» YOUR TASK
Show only lines that include "valley".

» DATA LISTING
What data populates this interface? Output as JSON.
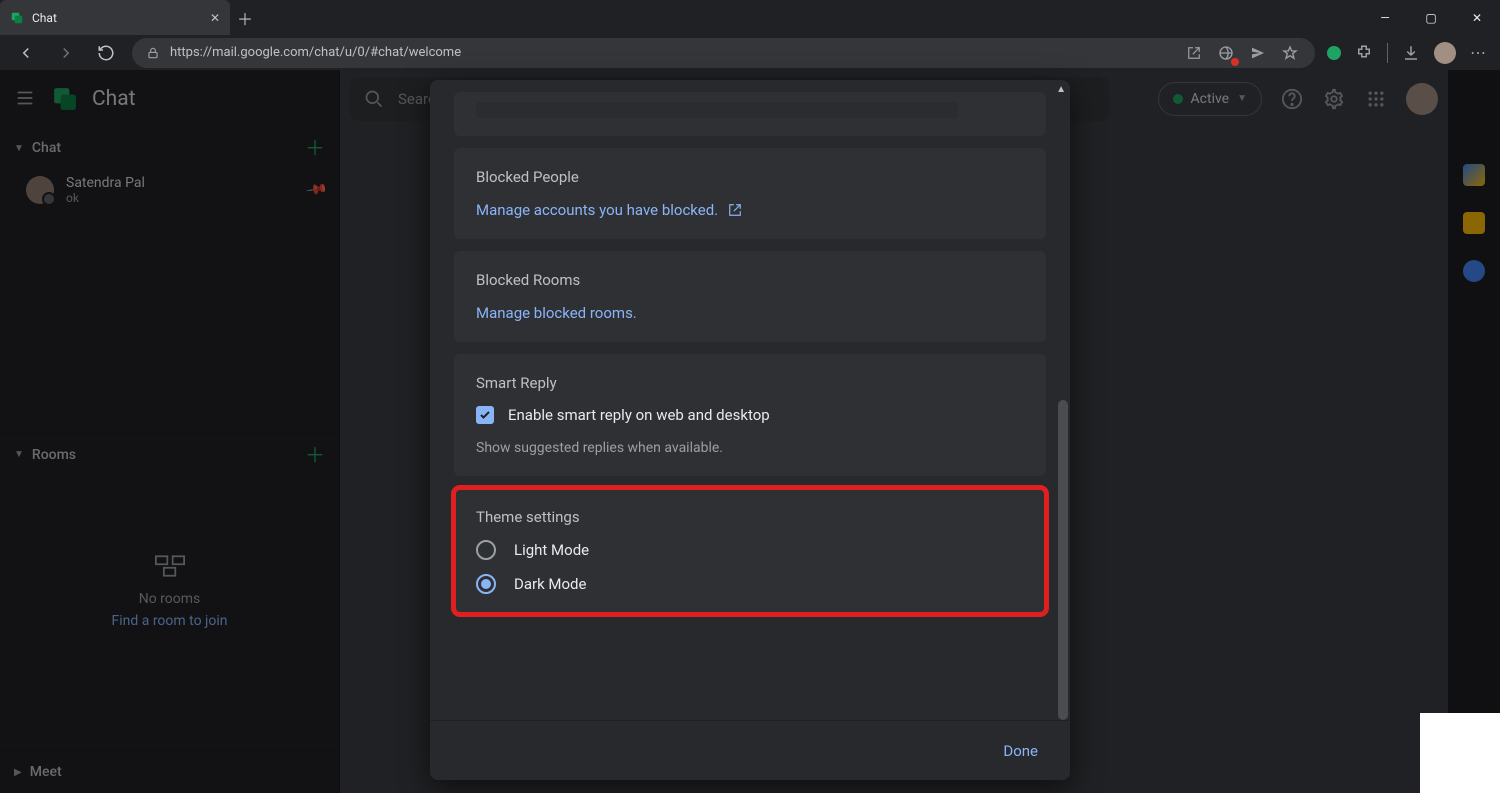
{
  "browser": {
    "tab_title": "Chat",
    "url": "https://mail.google.com/chat/u/0/#chat/welcome"
  },
  "app": {
    "title": "Chat",
    "status_label": "Active",
    "search_placeholder": "Search"
  },
  "sidebar": {
    "chat_label": "Chat",
    "rooms_label": "Rooms",
    "meet_label": "Meet",
    "contact": {
      "name": "Satendra Pal",
      "preview": "ok"
    },
    "rooms_empty_title": "No rooms",
    "rooms_empty_link": "Find a room to join"
  },
  "settings": {
    "blocked_people_title": "Blocked People",
    "blocked_people_link": "Manage accounts you have blocked.",
    "blocked_rooms_title": "Blocked Rooms",
    "blocked_rooms_link": "Manage blocked rooms.",
    "smart_reply_title": "Smart Reply",
    "smart_reply_check": "Enable smart reply on web and desktop",
    "smart_reply_desc": "Show suggested replies when available.",
    "theme_title": "Theme settings",
    "theme_light": "Light Mode",
    "theme_dark": "Dark Mode",
    "done": "Done"
  }
}
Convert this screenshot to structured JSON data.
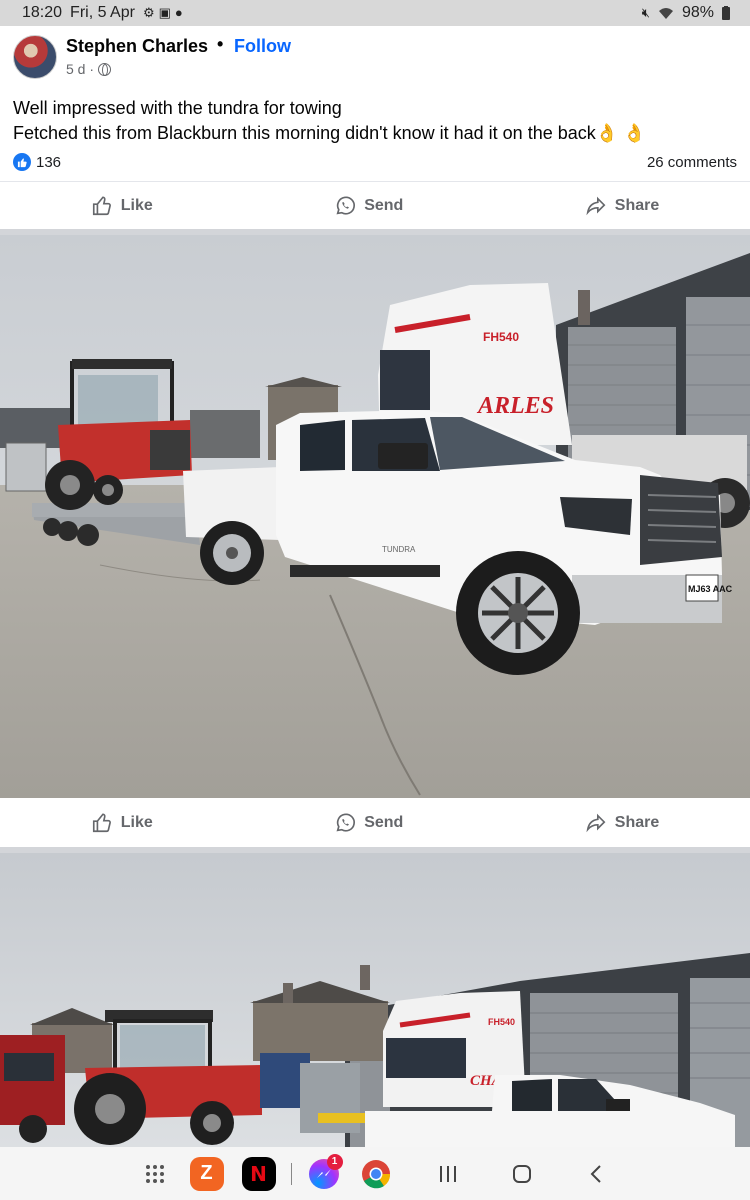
{
  "status_bar": {
    "time": "18:20",
    "date": "Fri, 5 Apr",
    "battery": "98%"
  },
  "post": {
    "author": "Stephen Charles",
    "follow_label": "Follow",
    "separator": "•",
    "age": "5 d ·",
    "text_line1": "Well impressed with the tundra for towing",
    "text_line2": "Fetched this from Blackburn this morning didn't know it had it on the back",
    "text_emoji": "👌 👌",
    "like_count": "136",
    "comments": "26 comments"
  },
  "actions": {
    "like": "Like",
    "send": "Send",
    "share": "Share"
  },
  "photo1": {
    "truck_text": "ARLES",
    "cab_number": "FH540",
    "plate": "MJ63 AAC",
    "badge": "TUNDRA"
  },
  "photo2": {
    "truck_text": "CHARLES",
    "cab_number": "FH540"
  },
  "nav": {
    "messenger_badge": "1"
  },
  "colors": {
    "facebook_blue": "#0866ff",
    "meta_gray": "#65676b",
    "separator_gray": "#d3d5d9"
  }
}
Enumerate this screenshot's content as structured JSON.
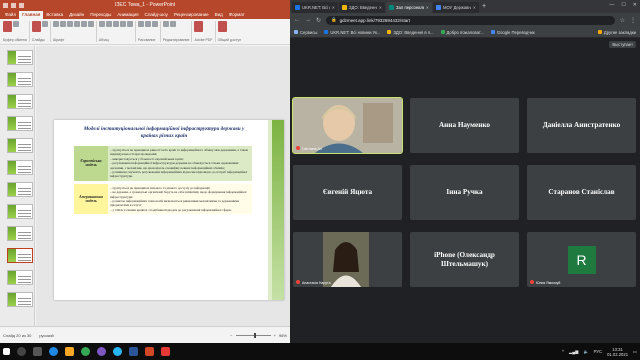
{
  "powerpoint": {
    "title": "ІЗЕС Тема_1 - PowerPoint",
    "tabs": [
      "Файл",
      "Главная",
      "Вставка",
      "Дизайн",
      "Переходы",
      "Анимация",
      "Слайд-шоу",
      "Рецензирование",
      "Вид",
      "Формат"
    ],
    "ribbon_groups": [
      "Буфер обмена",
      "Слайды",
      "Шрифт",
      "Абзац",
      "Рисование",
      "Редактирование",
      "Adobe PDF",
      "Общий доступ"
    ],
    "status_left": "Слайд 20 из 30",
    "status_lang": "русский",
    "zoom": "96%",
    "slide": {
      "title": "Моделі інституціональної інформаційної інфраструктури держави у країнах різних країн",
      "rows": [
        {
          "label": "Європейська модель",
          "items": [
            "– ґрунтується на принципах рівності всіх країн та інформаційного обміну між державами, а також індивідуальності при проведенні;",
            "– використовується у більшості європейських країн;",
            "– регулювання інформаційної інфраструктури держави не обмежується тільки державними органами, є механізми, що враховують специфіку певних інформаційних обмінів;",
            "– розвинена гнучкість регулювання інформаційних відносин відповідно до потреб інформаційної інфраструктури."
          ]
        },
        {
          "label": "Американська модель",
          "items": [
            "– ґрунтується на принципах вільного та рівного доступу до інформації;",
            "– не держава, а громадські організації беруть на себе ініціативу щодо формування інформаційної інфраструктури;",
            "– розвиток інформаційних технологій визначається ринковими механізмами та державними пріоритетами в галузі;",
            "– у США та інших країнах з подібним підходом до регулювання інформаційної сфери."
          ]
        }
      ]
    }
  },
  "chrome": {
    "tabs": [
      {
        "title": "UKR.NET: Всі новини Укр",
        "color": "#1a73e8"
      },
      {
        "title": "ЗДО: Введення в п...",
        "color": "#f4b400"
      },
      {
        "title": "Зал персональної ...",
        "color": "#00897b"
      },
      {
        "title": "МОУ Державна та мела",
        "color": "#4285f4"
      }
    ],
    "url": "gdzmeet.app.link/7932694432/start",
    "bookmarks": [
      {
        "label": "Сервисы",
        "color": "#8ab4f8"
      },
      {
        "label": "UKR.NET: Всі новини Ук...",
        "color": "#1a73e8"
      },
      {
        "label": "ЗДО: Введення в п...",
        "color": "#f4b400"
      },
      {
        "label": "Добро пожаловат...",
        "color": "#34a853"
      },
      {
        "label": "Google Переводчик",
        "color": "#4285f4"
      }
    ],
    "bookmarks_right": "Другие закладки",
    "meet_top": "Выступает",
    "participants": [
      {
        "name": "Світлана Ал",
        "type": "video-woman"
      },
      {
        "name": "Анна Науменко"
      },
      {
        "name": "Даніелла Анистратенко"
      },
      {
        "name": "Євгеній Яцюта"
      },
      {
        "name": "Інна Ручка"
      },
      {
        "name": "Старанов Станіслав"
      },
      {
        "name": "Анастасія Нарута",
        "type": "video-girl"
      },
      {
        "name": "iPhone (Олександр Штельмашук)"
      },
      {
        "name": "Юлия Ямолкуй",
        "type": "avatar",
        "initial": "R"
      }
    ]
  },
  "taskbar": {
    "time": "13:31",
    "date": "01.02.2021",
    "lang": "РУС"
  }
}
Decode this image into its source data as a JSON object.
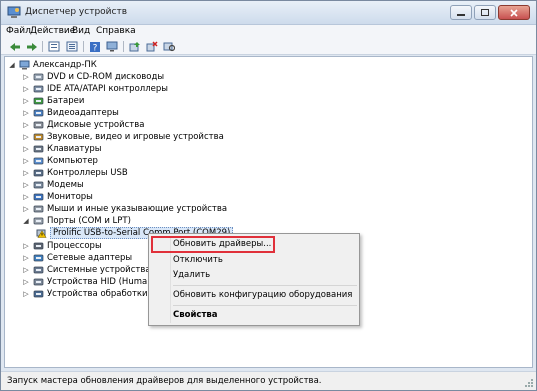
{
  "window": {
    "title": "Диспетчер устройств"
  },
  "menu": {
    "items": [
      "Файл",
      "Действие",
      "Вид",
      "Справка"
    ]
  },
  "toolbar": {
    "icons": [
      "back-arrow-icon",
      "forward-arrow-icon",
      "properties-icon",
      "list-view-icon",
      "help-icon",
      "devices-view-icon",
      "update-driver-icon",
      "uninstall-icon",
      "scan-hardware-icon"
    ]
  },
  "tree": {
    "root": "Александр-ПК",
    "categories": [
      {
        "label": "DVD и CD-ROM дисководы",
        "icon": "dvd-drive-icon"
      },
      {
        "label": "IDE ATA/ATAPI контроллеры",
        "icon": "ide-controller-icon"
      },
      {
        "label": "Батареи",
        "icon": "battery-icon"
      },
      {
        "label": "Видеоадаптеры",
        "icon": "display-adapter-icon"
      },
      {
        "label": "Дисковые устройства",
        "icon": "disk-drive-icon"
      },
      {
        "label": "Звуковые, видео и игровые устройства",
        "icon": "sound-device-icon"
      },
      {
        "label": "Клавиатуры",
        "icon": "keyboard-icon"
      },
      {
        "label": "Компьютер",
        "icon": "computer-icon"
      },
      {
        "label": "Контроллеры USB",
        "icon": "usb-controller-icon"
      },
      {
        "label": "Модемы",
        "icon": "modem-icon"
      },
      {
        "label": "Мониторы",
        "icon": "monitor-icon"
      },
      {
        "label": "Мыши и иные указывающие устройства",
        "icon": "mouse-icon"
      },
      {
        "label": "Порты (COM и LPT)",
        "icon": "port-icon"
      }
    ],
    "selected_child": {
      "label": "Prolific USB-to-Serial Comm Port (COM29)",
      "icon": "warning-port-icon"
    },
    "after": [
      {
        "label": "Процессоры",
        "icon": "processor-icon"
      },
      {
        "label": "Сетевые адаптеры",
        "icon": "network-adapter-icon"
      },
      {
        "label": "Системные устройства",
        "icon": "system-device-icon"
      },
      {
        "label": "Устройства HID (Human Im",
        "icon": "hid-device-icon"
      },
      {
        "label": "Устройства обработки изо",
        "icon": "imaging-device-icon"
      }
    ]
  },
  "context_menu": {
    "items": [
      {
        "label": "Обновить драйверы...",
        "highlighted": true
      },
      {
        "label": "Отключить"
      },
      {
        "label": "Удалить"
      },
      {
        "label": "Обновить конфигурацию оборудования"
      },
      {
        "label": "Свойства",
        "bold": true
      }
    ],
    "highlight_color": "#e0303a"
  },
  "status": {
    "text": "Запуск мастера обновления драйверов для выделенного устройства."
  },
  "colors": {
    "title_gradient_top": "#e9f0f8",
    "title_gradient_bottom": "#cddbec",
    "selection": "#d9e7f8"
  }
}
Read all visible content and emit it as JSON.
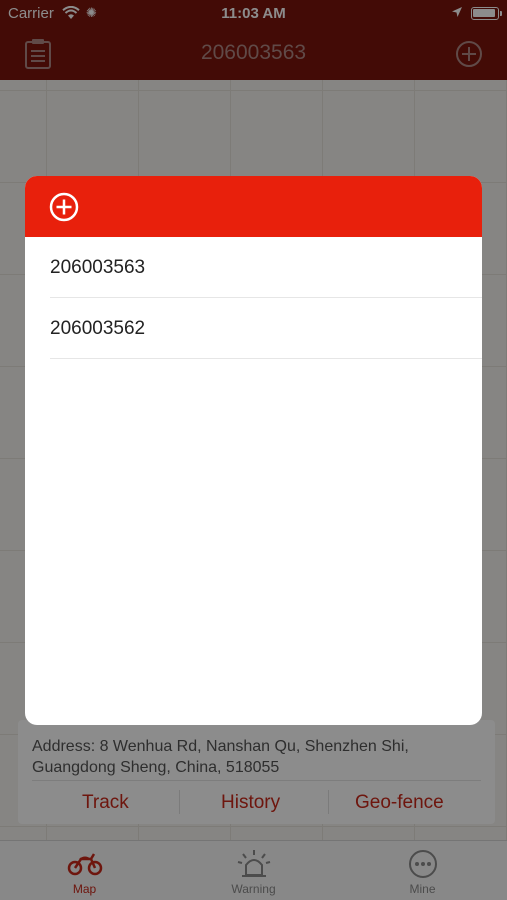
{
  "status": {
    "carrier": "Carrier",
    "time": "11:03 AM"
  },
  "nav": {
    "title": "206003563",
    "left_icon": "list-icon",
    "right_icon": "add-circle-icon"
  },
  "info": {
    "address": "Address: 8 Wenhua Rd, Nanshan Qu, Shenzhen Shi, Guangdong Sheng, China, 518055",
    "actions": {
      "track": "Track",
      "history": "History",
      "geofence": "Geo-fence"
    }
  },
  "tabs": [
    {
      "label": "Map",
      "icon": "motorcycle-icon",
      "active": true
    },
    {
      "label": "Warning",
      "icon": "alarm-light-icon",
      "active": false
    },
    {
      "label": "Mine",
      "icon": "more-icon",
      "active": false
    }
  ],
  "popup": {
    "header_icon": "add-circle-icon",
    "devices": [
      "206003563",
      "206003562"
    ]
  },
  "colors": {
    "nav": "#7a150c",
    "accent": "#e8200c",
    "action_text": "#c8281a"
  }
}
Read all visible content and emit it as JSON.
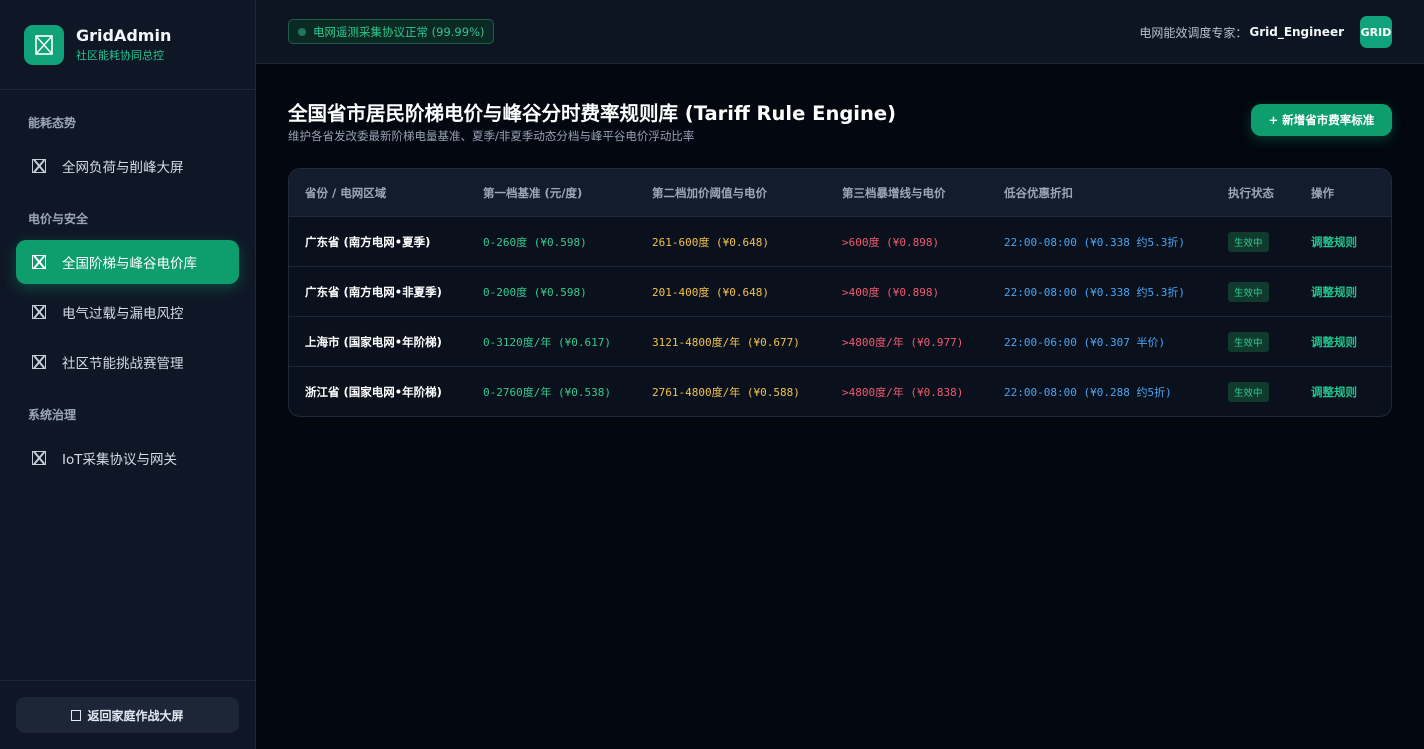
{
  "brand": {
    "title": "GridAdmin",
    "subtitle": "社区能耗协同总控",
    "logo_icon": "grid-logo-icon"
  },
  "nav": {
    "sections": [
      {
        "label": "能耗态势"
      },
      {
        "label": "电价与安全"
      },
      {
        "label": "系统治理"
      }
    ],
    "items": [
      {
        "label": "全网负荷与削峰大屏",
        "icon": "placeholder-icon",
        "active": false
      },
      {
        "label": "全国阶梯与峰谷电价库",
        "icon": "placeholder-icon",
        "active": true
      },
      {
        "label": "电气过载与漏电风控",
        "icon": "placeholder-icon",
        "active": false
      },
      {
        "label": "社区节能挑战赛管理",
        "icon": "placeholder-icon",
        "active": false
      },
      {
        "label": "IoT采集协议与网关",
        "icon": "placeholder-icon",
        "active": false
      }
    ],
    "back_label": "返回家庭作战大屏"
  },
  "topbar": {
    "status_text": "电网遥测采集协议正常 (99.99%)",
    "user_label": "电网能效调度专家：",
    "user_name": "Grid_Engineer",
    "avatar_text": "GRID"
  },
  "page": {
    "title": "全国省市居民阶梯电价与峰谷分时费率规则库 (Tariff Rule Engine)",
    "subtitle": "维护各省发改委最新阶梯电量基准、夏季/非夏季动态分档与峰平谷电价浮动比率",
    "add_button": "+ 新增省市费率标准"
  },
  "table": {
    "headers": [
      "省份 / 电网区域",
      "第一档基准 (元/度)",
      "第二档加价阈值与电价",
      "第三档暴增线与电价",
      "低谷优惠折扣",
      "执行状态",
      "操作"
    ],
    "rows": [
      {
        "region": "广东省 (南方电网•夏季)",
        "tier1": "0-260度 (¥0.598)",
        "tier2": "261-600度 (¥0.648)",
        "tier3": ">600度 (¥0.898)",
        "valley": "22:00-08:00 (¥0.338 约5.3折)",
        "status": "生效中",
        "action": "调整规则"
      },
      {
        "region": "广东省 (南方电网•非夏季)",
        "tier1": "0-200度 (¥0.598)",
        "tier2": "201-400度 (¥0.648)",
        "tier3": ">400度 (¥0.898)",
        "valley": "22:00-08:00 (¥0.338 约5.3折)",
        "status": "生效中",
        "action": "调整规则"
      },
      {
        "region": "上海市 (国家电网•年阶梯)",
        "tier1": "0-3120度/年 (¥0.617)",
        "tier2": "3121-4800度/年 (¥0.677)",
        "tier3": ">4800度/年 (¥0.977)",
        "valley": "22:00-06:00 (¥0.307 半价)",
        "status": "生效中",
        "action": "调整规则"
      },
      {
        "region": "浙江省 (国家电网•年阶梯)",
        "tier1": "0-2760度/年 (¥0.538)",
        "tier2": "2761-4800度/年 (¥0.588)",
        "tier3": ">4800度/年 (¥0.838)",
        "valley": "22:00-08:00 (¥0.288 约5折)",
        "status": "生效中",
        "action": "调整规则"
      }
    ]
  },
  "colors": {
    "accent": "#10a37a",
    "tier1": "#34c98e",
    "tier2": "#f3c04a",
    "tier3": "#ef5a6f",
    "valley": "#4aa3f0"
  }
}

» FINISHED EXERCISE
        "valley": "22:00-08:00 (¥0.338 约5.3折)",
        "valley": "22:00-08:00 (¥0.338 约5.3折)",
        "valley": "22:00-06:00 (¥0.307 半价)",
        "valley": "22:00-08:00 (¥0.288 约5折)",
    "valley": "#4aa3f0"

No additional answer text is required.